====== Exercise material

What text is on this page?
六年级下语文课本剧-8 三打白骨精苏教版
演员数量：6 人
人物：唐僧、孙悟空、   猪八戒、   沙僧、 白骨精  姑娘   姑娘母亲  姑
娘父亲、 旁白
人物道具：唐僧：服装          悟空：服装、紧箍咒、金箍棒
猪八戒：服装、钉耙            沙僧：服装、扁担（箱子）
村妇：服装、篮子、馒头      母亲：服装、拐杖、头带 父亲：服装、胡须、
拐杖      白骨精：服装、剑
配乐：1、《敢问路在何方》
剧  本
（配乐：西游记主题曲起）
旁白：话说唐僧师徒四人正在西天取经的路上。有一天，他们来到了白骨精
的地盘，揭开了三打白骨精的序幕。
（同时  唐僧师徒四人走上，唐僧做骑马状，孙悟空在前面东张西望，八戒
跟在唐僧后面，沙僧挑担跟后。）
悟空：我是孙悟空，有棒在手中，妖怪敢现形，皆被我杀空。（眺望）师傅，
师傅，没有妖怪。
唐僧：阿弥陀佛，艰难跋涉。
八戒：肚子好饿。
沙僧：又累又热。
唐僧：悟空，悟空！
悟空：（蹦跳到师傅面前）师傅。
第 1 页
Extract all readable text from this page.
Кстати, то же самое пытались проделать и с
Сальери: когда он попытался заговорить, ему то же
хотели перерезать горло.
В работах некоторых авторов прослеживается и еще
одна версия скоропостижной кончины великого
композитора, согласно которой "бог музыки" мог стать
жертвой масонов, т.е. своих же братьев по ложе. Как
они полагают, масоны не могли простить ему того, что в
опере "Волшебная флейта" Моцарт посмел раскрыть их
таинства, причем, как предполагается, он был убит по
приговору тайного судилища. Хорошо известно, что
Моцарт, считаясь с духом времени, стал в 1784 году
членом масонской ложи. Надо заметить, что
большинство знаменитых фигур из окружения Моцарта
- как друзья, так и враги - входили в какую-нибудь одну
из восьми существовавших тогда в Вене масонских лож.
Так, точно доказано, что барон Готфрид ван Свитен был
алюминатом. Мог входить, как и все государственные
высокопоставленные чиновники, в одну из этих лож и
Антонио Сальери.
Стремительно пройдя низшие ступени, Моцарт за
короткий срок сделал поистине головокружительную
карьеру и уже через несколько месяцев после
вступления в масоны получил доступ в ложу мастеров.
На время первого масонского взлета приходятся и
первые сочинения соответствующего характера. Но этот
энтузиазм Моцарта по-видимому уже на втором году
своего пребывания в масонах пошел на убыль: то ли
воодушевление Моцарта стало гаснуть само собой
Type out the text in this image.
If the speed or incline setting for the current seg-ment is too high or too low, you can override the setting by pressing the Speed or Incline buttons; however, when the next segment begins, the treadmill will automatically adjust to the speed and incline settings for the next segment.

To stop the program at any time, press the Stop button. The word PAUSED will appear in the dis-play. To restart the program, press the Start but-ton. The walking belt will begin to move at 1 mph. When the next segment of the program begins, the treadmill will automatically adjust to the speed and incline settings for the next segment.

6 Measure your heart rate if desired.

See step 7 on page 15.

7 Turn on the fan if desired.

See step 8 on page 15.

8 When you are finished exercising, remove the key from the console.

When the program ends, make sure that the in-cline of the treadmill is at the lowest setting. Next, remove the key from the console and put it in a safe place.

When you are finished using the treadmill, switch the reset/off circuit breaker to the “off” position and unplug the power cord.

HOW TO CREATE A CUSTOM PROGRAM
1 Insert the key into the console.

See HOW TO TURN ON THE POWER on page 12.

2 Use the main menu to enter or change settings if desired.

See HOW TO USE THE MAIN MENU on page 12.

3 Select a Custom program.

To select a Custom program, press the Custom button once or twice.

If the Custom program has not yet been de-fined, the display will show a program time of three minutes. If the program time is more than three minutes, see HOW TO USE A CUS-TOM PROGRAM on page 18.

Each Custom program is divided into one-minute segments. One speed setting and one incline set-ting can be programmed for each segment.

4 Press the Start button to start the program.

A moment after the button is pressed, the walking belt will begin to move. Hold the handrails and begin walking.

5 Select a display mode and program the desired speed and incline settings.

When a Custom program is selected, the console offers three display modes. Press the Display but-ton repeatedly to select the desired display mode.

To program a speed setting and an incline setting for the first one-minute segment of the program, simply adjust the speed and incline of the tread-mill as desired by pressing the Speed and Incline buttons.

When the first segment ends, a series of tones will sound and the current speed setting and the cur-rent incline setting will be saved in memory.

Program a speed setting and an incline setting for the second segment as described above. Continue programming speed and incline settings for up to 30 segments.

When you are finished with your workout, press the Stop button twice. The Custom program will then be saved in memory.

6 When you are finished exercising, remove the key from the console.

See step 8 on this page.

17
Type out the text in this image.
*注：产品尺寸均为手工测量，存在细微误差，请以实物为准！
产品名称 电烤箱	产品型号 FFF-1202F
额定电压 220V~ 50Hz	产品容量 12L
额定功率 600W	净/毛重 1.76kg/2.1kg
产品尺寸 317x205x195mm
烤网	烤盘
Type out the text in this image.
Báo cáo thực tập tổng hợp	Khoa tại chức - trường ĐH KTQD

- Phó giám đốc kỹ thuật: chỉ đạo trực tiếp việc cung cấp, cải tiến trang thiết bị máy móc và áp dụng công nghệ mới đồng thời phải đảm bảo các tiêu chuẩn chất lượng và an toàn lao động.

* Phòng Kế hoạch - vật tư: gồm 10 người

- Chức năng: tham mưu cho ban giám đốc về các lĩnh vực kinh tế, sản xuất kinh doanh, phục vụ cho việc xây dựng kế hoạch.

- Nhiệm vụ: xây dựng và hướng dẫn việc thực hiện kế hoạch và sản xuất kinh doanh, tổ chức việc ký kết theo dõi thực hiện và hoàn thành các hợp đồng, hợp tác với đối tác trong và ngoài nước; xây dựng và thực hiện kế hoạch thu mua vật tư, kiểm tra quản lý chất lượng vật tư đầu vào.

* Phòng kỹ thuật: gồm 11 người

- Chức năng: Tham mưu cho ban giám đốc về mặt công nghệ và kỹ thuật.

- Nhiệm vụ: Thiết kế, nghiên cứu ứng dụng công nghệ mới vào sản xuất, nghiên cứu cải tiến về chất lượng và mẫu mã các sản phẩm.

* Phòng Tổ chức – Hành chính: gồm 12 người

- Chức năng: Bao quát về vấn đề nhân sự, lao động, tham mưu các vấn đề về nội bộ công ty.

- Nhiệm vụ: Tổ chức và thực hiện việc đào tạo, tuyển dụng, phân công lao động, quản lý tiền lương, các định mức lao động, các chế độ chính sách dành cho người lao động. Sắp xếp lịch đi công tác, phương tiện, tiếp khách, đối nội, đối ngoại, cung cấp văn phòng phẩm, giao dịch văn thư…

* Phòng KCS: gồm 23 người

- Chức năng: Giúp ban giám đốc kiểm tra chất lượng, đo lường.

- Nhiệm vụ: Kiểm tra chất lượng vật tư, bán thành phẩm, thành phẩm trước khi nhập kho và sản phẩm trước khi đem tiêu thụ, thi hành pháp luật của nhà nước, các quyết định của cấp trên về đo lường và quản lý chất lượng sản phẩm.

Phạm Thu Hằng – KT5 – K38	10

============

- _What is being asked_:
Copy down the whole of the data above, matching it exactly.

- _Result below_:
What text is on this page?
六年级下语文课本剧-8 三打白骨精苏教版
演员数量：6 人
人物：唐僧、孙悟空、   猪八戒、   沙僧、 白骨精  姑娘   姑娘母亲  姑
娘父亲、 旁白
人物道具：唐僧：服装          悟空：服装、紧箍咒、金箍棒
猪八戒：服装、钉耙            沙僧：服装、扁担（箱子）
村妇：服装、篮子、馒头      母亲：服装、拐杖、头带 父亲：服装、胡须、
拐杖      白骨精：服装、剑
配乐：1、《敢问路在何方》
剧  本
（配乐：西游记主题曲起）
旁白：话说唐僧师徒四人正在西天取经的路上。有一天，他们来到了白骨精
的地盘，揭开了三打白骨精的序幕。
（同时  唐僧师徒四人走上，唐僧做骑马状，孙悟空在前面东张西望，八戒
跟在唐僧后面，沙僧挑担跟后。）
悟空：我是孙悟空，有棒在手中，妖怪敢现形，皆被我杀空。（眺望）师傅，
师傅，没有妖怪。
唐僧：阿弥陀佛，艰难跋涉。
八戒：肚子好饿。
沙僧：又累又热。
唐僧：悟空，悟空！
悟空：（蹦跳到师傅面前）师傅。
第 1 页
Extract all readable text from this page.
Кстати, то же самое пытались проделать и с
Сальери: когда он попытался заговорить, ему то же
хотели перерезать горло.
В работах некоторых авторов прослеживается и еще
одна версия скоропостижной кончины великого
композитора, согласно которой "бог музыки" мог стать
жертвой масонов, т.е. своих же братьев по ложе. Как
они полагают, масоны не могли простить ему того, что в
опере "Волшебная флейта" Моцарт посмел раскрыть их
таинства, причем, как предполагается, он был убит по
приговору тайного судилища. Хорошо известно, что
Моцарт, считаясь с духом времени, стал в 1784 году
членом масонской ложи. Надо заметить, что
большинство знаменитых фигур из окружения Моцарта
- как друзья, так и враги - входили в какую-нибудь одну
из восьми существовавших тогда в Вене масонских лож.
Так, точно доказано, что барон Готфрид ван Свитен был
алюминатом. Мог входить, как и все государственные
высокопоставленные чиновники, в одну из этих лож и
Антонио Сальери.
Стремительно пройдя низшие ступени, Моцарт за
короткий срок сделал поистине головокружительную
карьеру и уже через несколько месяцев после
вступления в масоны получил доступ в ложу мастеров.
На время первого масонского взлета приходятся и
первые сочинения соответствующего характера. Но этот
энтузиазм Моцарта по-видимому уже на втором году
своего пребывания в масонах пошел на убыль: то ли
воодушевление Моцарта стало гаснуть само собой
Type out the text in this image.
If the speed or incline setting for the current seg-ment is too high or too low, you can override the setting by pressing the Speed or Incline buttons; however, when the next segment begins, the treadmill will automatically adjust to the speed and incline settings for the next segment.

To stop the program at any time, press the Stop button. The word PAUSED will appear in the dis-play. To restart the program, press the Start but-ton. The walking belt will begin to move at 1 mph. When the next segment of the program begins, the treadmill will automatically adjust to the speed and incline settings for the next segment.

6 Measure your heart rate if desired.

See step 7 on page 15.

7 Turn on the fan if desired.

See step 8 on page 15.

8 When you are finished exercising, remove the key from the console.

When the program ends, make sure that the in-cline of the treadmill is at the lowest setting. Next, remove the key from the console and put it in a safe place.

When you are finished using the treadmill, switch the reset/off circuit breaker to the “off” position and unplug the power cord.

HOW TO CREATE A CUSTOM PROGRAM
1 Insert the key into the console.

See HOW TO TURN ON THE POWER on page 12.

2 Use the main menu to enter or change settings if desired.

See HOW TO USE THE MAIN MENU on page 12.

3 Select a Custom program.

To select a Custom program, press the Custom button once or twice.

If the Custom program has not yet been de-fined, the display will show a program time of three minutes. If the program time is more than three minutes, see HOW TO USE A CUS-TOM PROGRAM on page 18.

Each Custom program is divided into one-minute segments. One speed setting and one incline set-ting can be programmed for each segment.

4 Press the Start button to start the program.

A moment after the button is pressed, the walking belt will begin to move. Hold the handrails and begin walking.

5 Select a display mode and program the desired speed and incline settings.

When a Custom program is selected, the console offers three display modes. Press the Display but-ton repeatedly to select the desired display mode.

To program a speed setting and an incline setting for the first one-minute segment of the program, simply adjust the speed and incline of the tread-mill as desired by pressing the Speed and Incline buttons.

When the first segment ends, a series of tones will sound and the current speed setting and the cur-rent incline setting will be saved in memory.

Program a speed setting and an incline setting for the second segment as described above. Continue programming speed and incline settings for up to 30 segments.

When you are finished with your workout, press the Stop button twice. The Custom program will then be saved in memory.

6 When you are finished exercising, remove the key from the console.

See step 8 on this page.

17
Type out the text in this image.
*注：产品尺寸均为手工测量，存在细微误差，请以实物为准！
产品名称 电烤箱	产品型号 FFF-1202F
额定电压 220V~ 50Hz	产品容量 12L
额定功率 600W	净/毛重 1.76kg/2.1kg
产品尺寸 317x205x195mm
烤网	烤盘
Type out the text in this image.
Báo cáo thực tập tổng hợp	Khoa tại chức - trường ĐH KTQD

- Phó giám đốc kỹ thuật: chỉ đạo trực tiếp việc cung cấp, cải tiến trang thiết bị máy móc và áp dụng công nghệ mới đồng thời phải đảm bảo các tiêu chuẩn chất lượng và an toàn lao động.

* Phòng Kế hoạch - vật tư: gồm 10 người

- Chức năng: tham mưu cho ban giám đốc về các lĩnh vực kinh tế, sản xuất kinh doanh, phục vụ cho việc xây dựng kế hoạch.

- Nhiệm vụ: xây dựng và hướng dẫn việc thực hiện kế hoạch và sản xuất kinh doanh, tổ chức việc ký kết theo dõi thực hiện và hoàn thành các hợp đồng, hợp tác với đối tác trong và ngoài nước; xây dựng và thực hiện kế hoạch thu mua vật tư, kiểm tra quản lý chất lượng vật tư đầu vào.

* Phòng kỹ thuật: gồm 11 người

- Chức năng: Tham mưu cho ban giám đốc về mặt công nghệ và kỹ thuật.

- Nhiệm vụ: Thiết kế, nghiên cứu ứng dụng công nghệ mới vào sản xuất, nghiên cứu cải tiến về chất lượng và mẫu mã các sản phẩm.

* Phòng Tổ chức – Hành chính: gồm 12 người

- Chức năng: Bao quát về vấn đề nhân sự, lao động, tham mưu các vấn đề về nội bộ công ty.

- Nhiệm vụ: Tổ chức và thực hiện việc đào tạo, tuyển dụng, phân công lao động, quản lý tiền lương, các định mức lao động, các chế độ chính sách dành cho người lao động. Sắp xếp lịch đi công tác, phương tiện, tiếp khách, đối nội, đối ngoại, cung cấp văn phòng phẩm, giao dịch văn thư…

* Phòng KCS: gồm 23 người

- Chức năng: Giúp ban giám đốc kiểm tra chất lượng, đo lường.

- Nhiệm vụ: Kiểm tra chất lượng vật tư, bán thành phẩm, thành phẩm trước khi nhập kho và sản phẩm trước khi đem tiêu thụ, thi hành pháp luật của nhà nước, các quyết định của cấp trên về đo lường và quản lý chất lượng sản phẩm.

Phạm Thu Hằng – KT5 – K38	10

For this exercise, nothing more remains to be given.